▶ JOB
Your task is to copy the listing exactly, with the pictures left out.

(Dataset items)
Begin

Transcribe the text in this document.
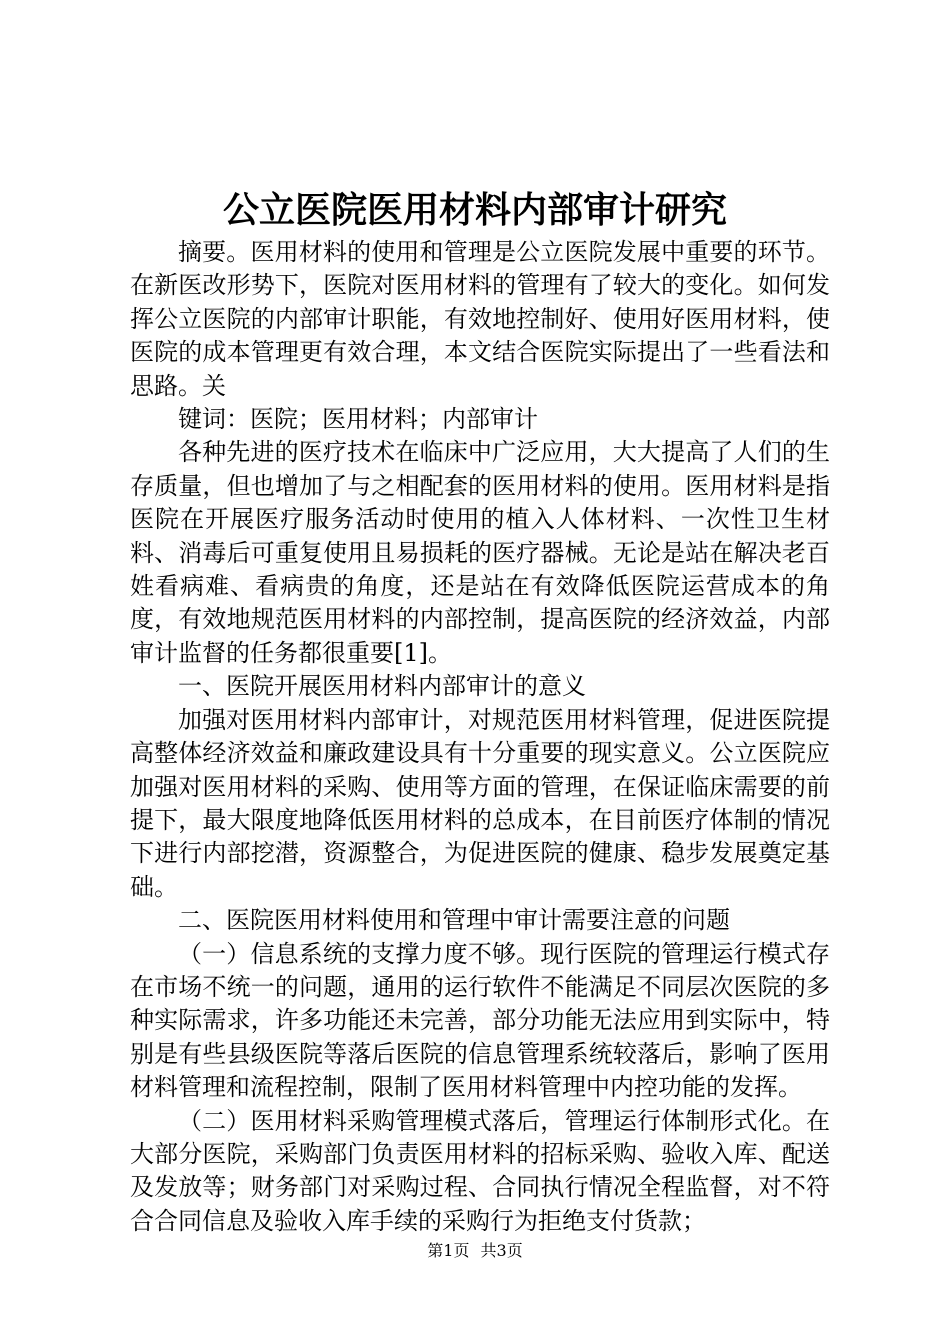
公立医院医用材料内部审计研究

摘要。医用材料的使用和管理是公立医院发展中重要的环节。在新医改形势下，医院对医用材料的管理有了较大的变化。如何发挥公立医院的内部审计职能，有效地控制好、使用好医用材料，使医院的成本管理更有效合理，本文结合医院实际提出了一些看法和思路。关

键词：医院；医用材料；内部审计

各种先进的医疗技术在临床中广泛应用，大大提高了人们的生存质量，但也增加了与之相配套的医用材料的使用。医用材料是指医院在开展医疗服务活动时使用的植入人体材料、一次性卫生材料、消毒后可重复使用且易损耗的医疗器械。无论是站在解决老百姓看病难、看病贵的角度，还是站在有效降低医院运营成本的角度，有效地规范医用材料的内部控制，提高医院的经济效益，内部审计监督的任务都很重要[1]。

一、医院开展医用材料内部审计的意义

加强对医用材料内部审计，对规范医用材料管理，促进医院提高整体经济效益和廉政建设具有十分重要的现实意义。公立医院应加强对医用材料的采购、使用等方面的管理，在保证临床需要的前提下，最大限度地降低医用材料的总成本，在目前医疗体制的情况下进行内部挖潜，资源整合，为促进医院的健康、稳步发展奠定基础。

二、医院医用材料使用和管理中审计需要注意的问题

（一）信息系统的支撑力度不够。现行医院的管理运行模式存在市场不统一的问题，通用的运行软件不能满足不同层次医院的多种实际需求，许多功能还未完善，部分功能无法应用到实际中，特别是有些县级医院等落后医院的信息管理系统较落后，影响了医用材料管理和流程控制，限制了医用材料管理中内控功能的发挥。

（二）医用材料采购管理模式落后，管理运行体制形式化。在大部分医院，采购部门负责医用材料的招标采购、验收入库、配送及发放等；财务部门对采购过程、合同执行情况全程监督，对不符合合同信息及验收入库手续的采购行为拒绝支付货款；

第1页 共3页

End

▶ CORRECT RESPONSE
Transcribe the text in this document.
公立医院医用材料内部审计研究

摘要。医用材料的使用和管理是公立医院发展中重要的环节。在新医改形势下，医院对医用材料的管理有了较大的变化。如何发挥公立医院的内部审计职能，有效地控制好、使用好医用材料，使医院的成本管理更有效合理，本文结合医院实际提出了一些看法和思路。关

键词：医院；医用材料；内部审计

各种先进的医疗技术在临床中广泛应用，大大提高了人们的生存质量，但也增加了与之相配套的医用材料的使用。医用材料是指医院在开展医疗服务活动时使用的植入人体材料、一次性卫生材料、消毒后可重复使用且易损耗的医疗器械。无论是站在解决老百姓看病难、看病贵的角度，还是站在有效降低医院运营成本的角度，有效地规范医用材料的内部控制，提高医院的经济效益，内部审计监督的任务都很重要[1]。

一、医院开展医用材料内部审计的意义

加强对医用材料内部审计，对规范医用材料管理，促进医院提高整体经济效益和廉政建设具有十分重要的现实意义。公立医院应加强对医用材料的采购、使用等方面的管理，在保证临床需要的前提下，最大限度地降低医用材料的总成本，在目前医疗体制的情况下进行内部挖潜，资源整合，为促进医院的健康、稳步发展奠定基础。

二、医院医用材料使用和管理中审计需要注意的问题

（一）信息系统的支撑力度不够。现行医院的管理运行模式存在市场不统一的问题，通用的运行软件不能满足不同层次医院的多种实际需求，许多功能还未完善，部分功能无法应用到实际中，特别是有些县级医院等落后医院的信息管理系统较落后，影响了医用材料管理和流程控制，限制了医用材料管理中内控功能的发挥。

（二）医用材料采购管理模式落后，管理运行体制形式化。在大部分医院，采购部门负责医用材料的招标采购、验收入库、配送及发放等；财务部门对采购过程、合同执行情况全程监督，对不符合合同信息及验收入库手续的采购行为拒绝支付货款；

第1页 共3页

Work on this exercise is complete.